▶ [What is being asked]:
Print the listing that follows, character for character.

▶ [Excerpted records]:

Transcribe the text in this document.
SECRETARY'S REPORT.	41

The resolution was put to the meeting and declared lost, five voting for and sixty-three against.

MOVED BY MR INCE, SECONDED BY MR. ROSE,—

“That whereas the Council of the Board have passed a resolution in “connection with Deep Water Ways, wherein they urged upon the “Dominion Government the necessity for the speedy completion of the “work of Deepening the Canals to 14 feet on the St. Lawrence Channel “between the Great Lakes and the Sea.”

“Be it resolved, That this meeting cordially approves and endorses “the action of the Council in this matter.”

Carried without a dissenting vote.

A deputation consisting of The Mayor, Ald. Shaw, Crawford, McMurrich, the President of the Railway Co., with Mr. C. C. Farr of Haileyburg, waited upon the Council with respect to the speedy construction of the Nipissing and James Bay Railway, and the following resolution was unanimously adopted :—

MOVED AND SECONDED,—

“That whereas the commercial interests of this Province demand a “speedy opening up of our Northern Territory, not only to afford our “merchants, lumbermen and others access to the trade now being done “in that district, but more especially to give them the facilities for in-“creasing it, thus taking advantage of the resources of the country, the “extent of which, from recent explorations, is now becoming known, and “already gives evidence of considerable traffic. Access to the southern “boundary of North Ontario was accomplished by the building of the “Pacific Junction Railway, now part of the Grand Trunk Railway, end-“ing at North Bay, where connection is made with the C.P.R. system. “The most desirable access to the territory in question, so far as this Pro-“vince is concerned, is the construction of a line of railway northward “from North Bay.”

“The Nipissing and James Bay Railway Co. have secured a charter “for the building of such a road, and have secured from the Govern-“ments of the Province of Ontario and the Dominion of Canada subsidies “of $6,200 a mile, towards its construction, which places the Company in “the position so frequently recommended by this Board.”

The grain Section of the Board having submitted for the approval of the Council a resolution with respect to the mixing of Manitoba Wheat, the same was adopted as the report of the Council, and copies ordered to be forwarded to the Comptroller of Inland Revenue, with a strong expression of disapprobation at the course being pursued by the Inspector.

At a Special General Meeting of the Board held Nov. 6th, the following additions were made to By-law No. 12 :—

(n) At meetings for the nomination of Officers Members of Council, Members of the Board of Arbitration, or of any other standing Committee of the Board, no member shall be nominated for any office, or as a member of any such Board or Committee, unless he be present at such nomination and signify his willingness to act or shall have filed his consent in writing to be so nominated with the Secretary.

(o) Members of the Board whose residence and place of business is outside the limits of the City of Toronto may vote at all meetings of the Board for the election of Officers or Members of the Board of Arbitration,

▶ [Answer for this exercise]:
Transcribe the text in this document.
SECRETARY'S REPORT.	41

The resolution was put to the meeting and declared lost, five voting for and sixty-three against.

MOVED BY MR INCE, SECONDED BY MR. ROSE,—

“That whereas the Council of the Board have passed a resolution in “connection with Deep Water Ways, wherein they urged upon the “Dominion Government the necessity for the speedy completion of the “work of Deepening the Canals to 14 feet on the St. Lawrence Channel “between the Great Lakes and the Sea.”

“Be it resolved, That this meeting cordially approves and endorses “the action of the Council in this matter.”

Carried without a dissenting vote.

A deputation consisting of The Mayor, Ald. Shaw, Crawford, McMurrich, the President of the Railway Co., with Mr. C. C. Farr of Haileyburg, waited upon the Council with respect to the speedy construction of the Nipissing and James Bay Railway, and the following resolution was unanimously adopted :—

MOVED AND SECONDED,—

“That whereas the commercial interests of this Province demand a “speedy opening up of our Northern Territory, not only to afford our “merchants, lumbermen and others access to the trade now being done “in that district, but more especially to give them the facilities for in-“creasing it, thus taking advantage of the resources of the country, the “extent of which, from recent explorations, is now becoming known, and “already gives evidence of considerable traffic. Access to the southern “boundary of North Ontario was accomplished by the building of the “Pacific Junction Railway, now part of the Grand Trunk Railway, end-“ing at North Bay, where connection is made with the C.P.R. system. “The most desirable access to the territory in question, so far as this Pro-“vince is concerned, is the construction of a line of railway northward “from North Bay.”

“The Nipissing and James Bay Railway Co. have secured a charter “for the building of such a road, and have secured from the Govern-“ments of the Province of Ontario and the Dominion of Canada subsidies “of $6,200 a mile, towards its construction, which places the Company in “the position so frequently recommended by this Board.”

The grain Section of the Board having submitted for the approval of the Council a resolution with respect to the mixing of Manitoba Wheat, the same was adopted as the report of the Council, and copies ordered to be forwarded to the Comptroller of Inland Revenue, with a strong expression of disapprobation at the course being pursued by the Inspector.

At a Special General Meeting of the Board held Nov. 6th, the following additions were made to By-law No. 12 :—

(n) At meetings for the nomination of Officers Members of Council, Members of the Board of Arbitration, or of any other standing Committee of the Board, no member shall be nominated for any office, or as a member of any such Board or Committee, unless he be present at such nomination and signify his willingness to act or shall have filed his consent in writing to be so nominated with the Secretary.

(o) Members of the Board whose residence and place of business is outside the limits of the City of Toronto may vote at all meetings of the Board for the election of Officers or Members of the Board of Arbitration,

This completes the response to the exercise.